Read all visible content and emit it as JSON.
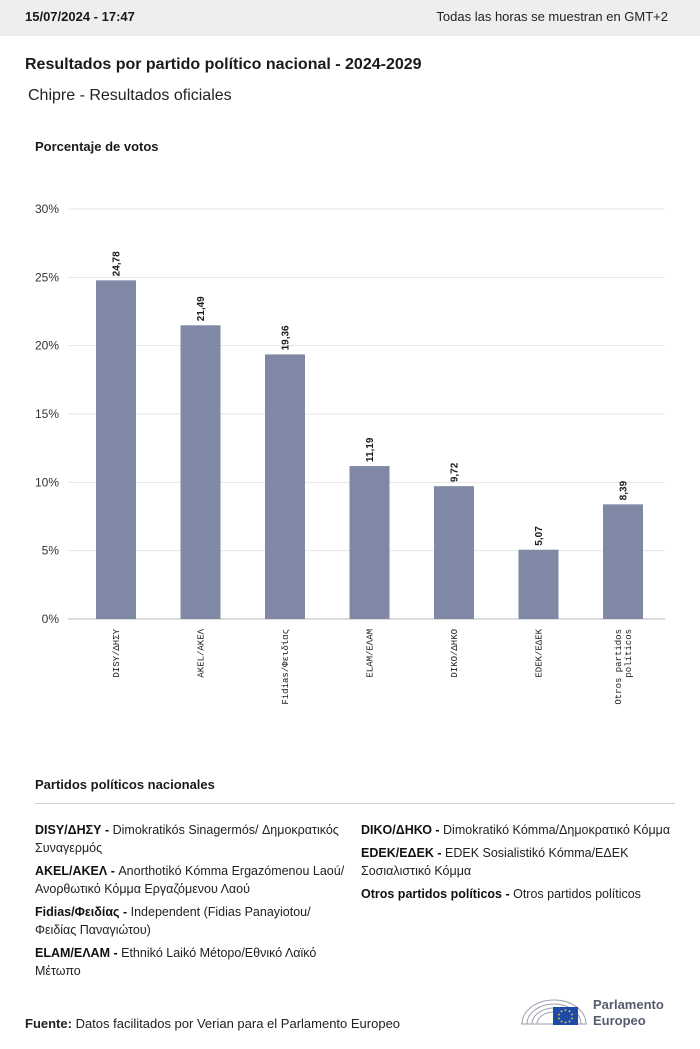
{
  "header": {
    "timestamp": "15/07/2024 - 17:47",
    "timezone_note": "Todas las horas se muestran en GMT+2"
  },
  "title": "Resultados por partido político nacional - 2024-2029",
  "subtitle": "Chipre - Resultados oficiales",
  "chart_data": {
    "type": "bar",
    "ylabel": "Porcentaje de votos",
    "xlabel": "",
    "ylim": [
      0,
      30
    ],
    "yticks": [
      "0%",
      "5%",
      "10%",
      "15%",
      "20%",
      "25%",
      "30%"
    ],
    "bar_color": "#7f89a5",
    "grid": true,
    "categories": [
      [
        "DISY/ΔΗΣΥ"
      ],
      [
        "AKEL/ΑΚΕΛ"
      ],
      [
        "Fidias/Φειδίας"
      ],
      [
        "ELAM/ΕΛΑΜ"
      ],
      [
        "DIKO/ΔΗΚΟ"
      ],
      [
        "EDEK/ΕΔΕΚ"
      ],
      [
        "Otros partidos",
        "políticos"
      ]
    ],
    "values": [
      24.78,
      21.49,
      19.36,
      11.19,
      9.72,
      5.07,
      8.39
    ],
    "value_labels": [
      "24,78",
      "21,49",
      "19,36",
      "11,19",
      "9,72",
      "5,07",
      "8,39"
    ]
  },
  "legend": {
    "title": "Partidos políticos nacionales",
    "left": [
      {
        "code": "DISY/ΔΗΣΥ - ",
        "name": "Dimokratikós Sinagermós/ Δημοκρατικός Συναγερμός"
      },
      {
        "code": "AKEL/ΑΚΕΛ - ",
        "name": "Anorthotikó Kómma Ergazómenou Laoú/Ανορθωτικό Κόμμα Εργαζόμενου Λαού"
      },
      {
        "code": "Fidias/Φειδίας - ",
        "name": "Independent (Fidias Panayiotou/ Φειδίας Παναγιώτου)"
      },
      {
        "code": "ELAM/ΕΛΑΜ - ",
        "name": "Ethnikó Laikó Métopo/Εθνικό Λαϊκό Μέτωπο"
      }
    ],
    "right": [
      {
        "code": "DIKO/ΔΗΚΟ - ",
        "name": "Dimokratikó Kómma/Δημοκρατικό Κόμμα"
      },
      {
        "code": "EDEK/ΕΔΕΚ - ",
        "name": "EDEK Sosialistikó Kómma/ΕΔΕΚ Σοσιαλιστικό Κόμμα"
      },
      {
        "code": "Otros partidos políticos - ",
        "name": "Otros partidos políticos"
      }
    ]
  },
  "footer": {
    "source_label": "Fuente:",
    "source_text": " Datos facilitados por Verian para el Parlamento Europeo",
    "logo_line1": "Parlamento",
    "logo_line2": "Europeo"
  }
}
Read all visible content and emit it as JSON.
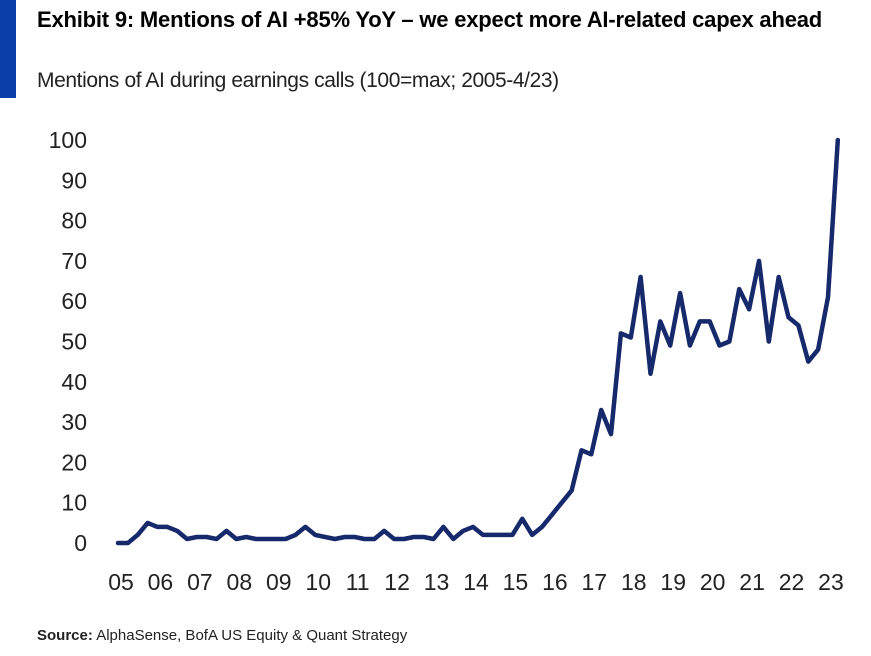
{
  "header": {
    "title": "Exhibit 9: Mentions of AI +85% YoY – we expect more AI-related capex ahead",
    "subtitle": "Mentions of AI during earnings calls (100=max; 2005-4/23)"
  },
  "footer": {
    "source_label": "Source:",
    "source_text": "AlphaSense, BofA US Equity & Quant Strategy"
  },
  "colors": {
    "line": "#15296b",
    "accent": "#0b3ea8"
  },
  "chart_data": {
    "type": "line",
    "title": "",
    "xlabel": "",
    "ylabel": "",
    "ylim": [
      0,
      100
    ],
    "xlim": [
      2005,
      2023.33
    ],
    "y_ticks": [
      0,
      10,
      20,
      30,
      40,
      50,
      60,
      70,
      80,
      90,
      100
    ],
    "x_ticks": [
      {
        "value": 2005,
        "label": "05"
      },
      {
        "value": 2006,
        "label": "06"
      },
      {
        "value": 2007,
        "label": "07"
      },
      {
        "value": 2008,
        "label": "08"
      },
      {
        "value": 2009,
        "label": "09"
      },
      {
        "value": 2010,
        "label": "10"
      },
      {
        "value": 2011,
        "label": "11"
      },
      {
        "value": 2012,
        "label": "12"
      },
      {
        "value": 2013,
        "label": "13"
      },
      {
        "value": 2014,
        "label": "14"
      },
      {
        "value": 2015,
        "label": "15"
      },
      {
        "value": 2016,
        "label": "16"
      },
      {
        "value": 2017,
        "label": "17"
      },
      {
        "value": 2018,
        "label": "18"
      },
      {
        "value": 2019,
        "label": "19"
      },
      {
        "value": 2020,
        "label": "20"
      },
      {
        "value": 2021,
        "label": "21"
      },
      {
        "value": 2022,
        "label": "22"
      },
      {
        "value": 2023,
        "label": "23"
      }
    ],
    "grid": false,
    "series": [
      {
        "x": [
          2005.0,
          2005.25,
          2005.5,
          2005.75,
          2006.0,
          2006.25,
          2006.5,
          2006.75,
          2007.0,
          2007.25,
          2007.5,
          2007.75,
          2008.0,
          2008.25,
          2008.5,
          2008.75,
          2009.0,
          2009.25,
          2009.5,
          2009.75,
          2010.0,
          2010.25,
          2010.5,
          2010.75,
          2011.0,
          2011.25,
          2011.5,
          2011.75,
          2012.0,
          2012.25,
          2012.5,
          2012.75,
          2013.0,
          2013.25,
          2013.5,
          2013.75,
          2014.0,
          2014.25,
          2014.5,
          2014.75,
          2015.0,
          2015.25,
          2015.5,
          2015.75,
          2016.0,
          2016.25,
          2016.5,
          2016.75,
          2017.0,
          2017.25,
          2017.5,
          2017.75,
          2018.0,
          2018.25,
          2018.5,
          2018.75,
          2019.0,
          2019.25,
          2019.5,
          2019.75,
          2020.0,
          2020.25,
          2020.5,
          2020.75,
          2021.0,
          2021.25,
          2021.5,
          2021.75,
          2022.0,
          2022.25,
          2022.5,
          2022.75,
          2023.0,
          2023.25
        ],
        "values": [
          0,
          0,
          2,
          5,
          4,
          4,
          3,
          1,
          1.5,
          1.5,
          1,
          3,
          1,
          1.5,
          1,
          1,
          1,
          1,
          2,
          4,
          2,
          1.5,
          1,
          1.5,
          1.5,
          1,
          1,
          3,
          1,
          1,
          1.5,
          1.5,
          1,
          4,
          1,
          3,
          4,
          2,
          2,
          2,
          2,
          6,
          2,
          4,
          7,
          10,
          13,
          23,
          22,
          33,
          27,
          52,
          51,
          66,
          42,
          55,
          49,
          62,
          49,
          55,
          55,
          49,
          50,
          63,
          58,
          70,
          50,
          66,
          56,
          54,
          45,
          48,
          61,
          100
        ]
      }
    ]
  }
}
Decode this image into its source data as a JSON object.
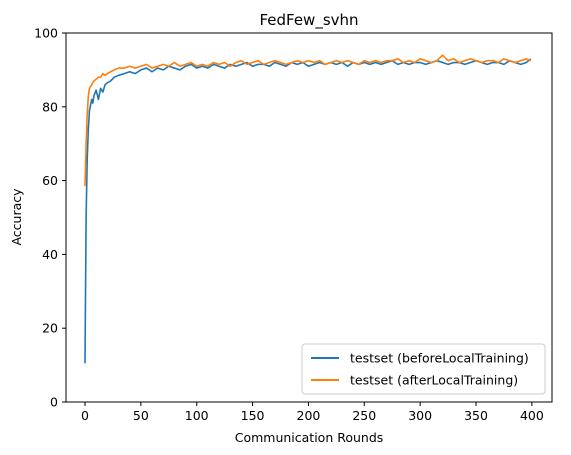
{
  "chart_data": {
    "type": "line",
    "title": "FedFew_svhn",
    "xlabel": "Communication Rounds",
    "ylabel": "Accuracy",
    "xlim": [
      -17,
      418
    ],
    "ylim": [
      0,
      100
    ],
    "xticks": [
      0,
      50,
      100,
      150,
      200,
      250,
      300,
      350,
      400
    ],
    "yticks": [
      0,
      20,
      40,
      60,
      80,
      100
    ],
    "grid": false,
    "legend_position": "lower-right",
    "series": [
      {
        "name": "testset (beforeLocalTraining)",
        "color": "#1f77b4",
        "x": [
          0,
          1,
          2,
          3,
          4,
          5,
          6,
          7,
          8,
          10,
          12,
          14,
          16,
          18,
          20,
          23,
          26,
          30,
          35,
          40,
          45,
          50,
          55,
          60,
          65,
          70,
          75,
          80,
          85,
          90,
          95,
          100,
          105,
          110,
          115,
          120,
          125,
          130,
          135,
          140,
          145,
          150,
          155,
          160,
          165,
          170,
          175,
          180,
          185,
          190,
          195,
          200,
          205,
          210,
          215,
          220,
          225,
          230,
          235,
          240,
          245,
          250,
          255,
          260,
          265,
          270,
          275,
          280,
          285,
          290,
          295,
          300,
          305,
          310,
          315,
          320,
          325,
          330,
          335,
          340,
          345,
          350,
          355,
          360,
          365,
          370,
          375,
          380,
          385,
          390,
          395,
          399
        ],
        "y": [
          10.5,
          50,
          66,
          74,
          79,
          80.5,
          82,
          81,
          83,
          84.5,
          82,
          85,
          84,
          86,
          86.5,
          87,
          88,
          88.5,
          89,
          89.5,
          89,
          90,
          90.5,
          89.5,
          90.5,
          90,
          91,
          90.5,
          90,
          91,
          91.5,
          90.5,
          91,
          90.5,
          91.5,
          91,
          90.5,
          91.5,
          91,
          91.5,
          92,
          91,
          91.5,
          91.5,
          91,
          92,
          91.5,
          91,
          92,
          91.5,
          92,
          91,
          91.5,
          92,
          91.5,
          92,
          91.5,
          92,
          91,
          92,
          91.5,
          92,
          91.5,
          92,
          91.5,
          92,
          92.5,
          91.5,
          92,
          91.5,
          92,
          92,
          91.5,
          92,
          92.5,
          92,
          91.5,
          92,
          92,
          91.5,
          92,
          92.5,
          92,
          91.5,
          92,
          92,
          91.5,
          92.5,
          92,
          91.5,
          92,
          93
        ]
      },
      {
        "name": "testset (afterLocalTraining)",
        "color": "#ff7f0e",
        "x": [
          0,
          1,
          2,
          3,
          4,
          5,
          6,
          7,
          8,
          10,
          12,
          14,
          16,
          18,
          20,
          23,
          26,
          30,
          35,
          40,
          45,
          50,
          55,
          60,
          65,
          70,
          75,
          80,
          85,
          90,
          95,
          100,
          105,
          110,
          115,
          120,
          125,
          130,
          135,
          140,
          145,
          150,
          155,
          160,
          165,
          170,
          175,
          180,
          185,
          190,
          195,
          200,
          205,
          210,
          215,
          220,
          225,
          230,
          235,
          240,
          245,
          250,
          255,
          260,
          265,
          270,
          275,
          280,
          285,
          290,
          295,
          300,
          305,
          310,
          315,
          320,
          325,
          330,
          335,
          340,
          345,
          350,
          355,
          360,
          365,
          370,
          375,
          380,
          385,
          390,
          395,
          399
        ],
        "y": [
          58.5,
          70,
          78,
          83,
          85,
          85.5,
          86,
          86.5,
          87,
          87.5,
          88,
          88,
          89,
          88.5,
          89,
          89.5,
          90,
          90.5,
          90.5,
          91,
          90.5,
          91,
          91.5,
          90.5,
          91,
          91.5,
          91,
          92,
          91,
          91.5,
          92,
          91,
          91.5,
          91,
          92,
          91.5,
          92,
          91,
          92,
          92.5,
          91.5,
          92,
          92.5,
          91.5,
          92,
          92.5,
          92,
          91.5,
          92,
          92.5,
          92,
          92.5,
          92,
          92.5,
          91.5,
          92,
          92.5,
          92,
          92.5,
          92,
          91.5,
          92.5,
          92,
          92.5,
          92,
          92.5,
          92.5,
          93,
          92,
          92.5,
          92,
          93,
          92.5,
          92,
          92.5,
          94,
          92.5,
          93,
          92,
          92.5,
          93,
          92.5,
          92,
          92.5,
          92.5,
          92,
          93,
          92.5,
          92,
          92.5,
          93,
          92.5
        ]
      }
    ]
  }
}
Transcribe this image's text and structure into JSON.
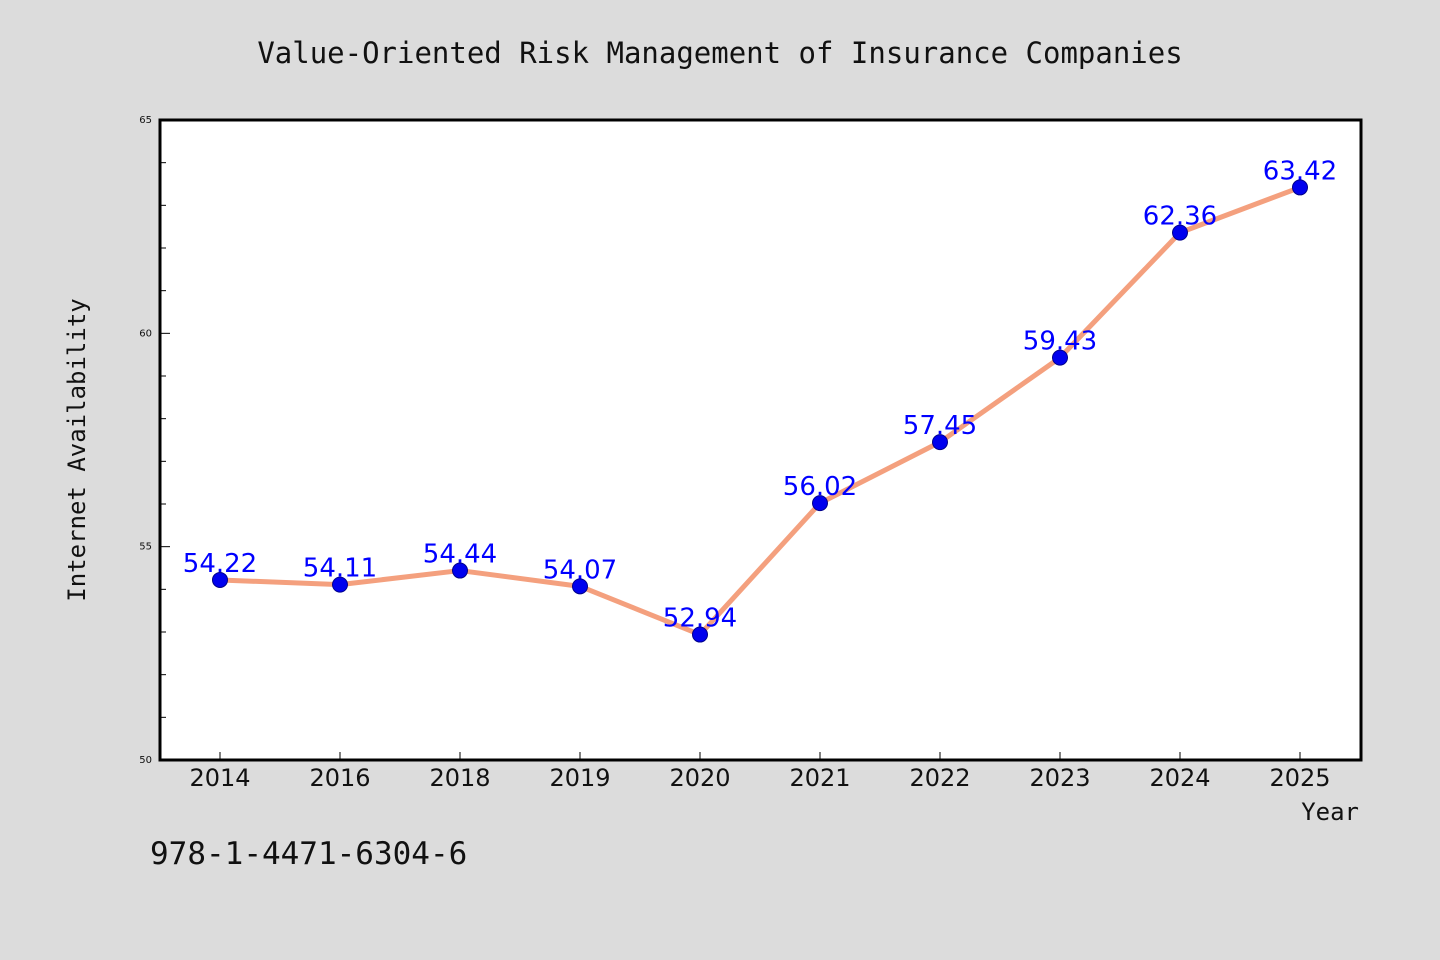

■ ■ ■ ■ ■

- Problem requirements -
Copy out each line in the preceding records that contains "Φειδίας".

- Task solution -
        "Fidias/Φειδίας"
        "code": "Fidias/Φειδίας - ",
        "name": "Independent (Fidias Panayiotou/ Φειδίας Παναγιώτου)"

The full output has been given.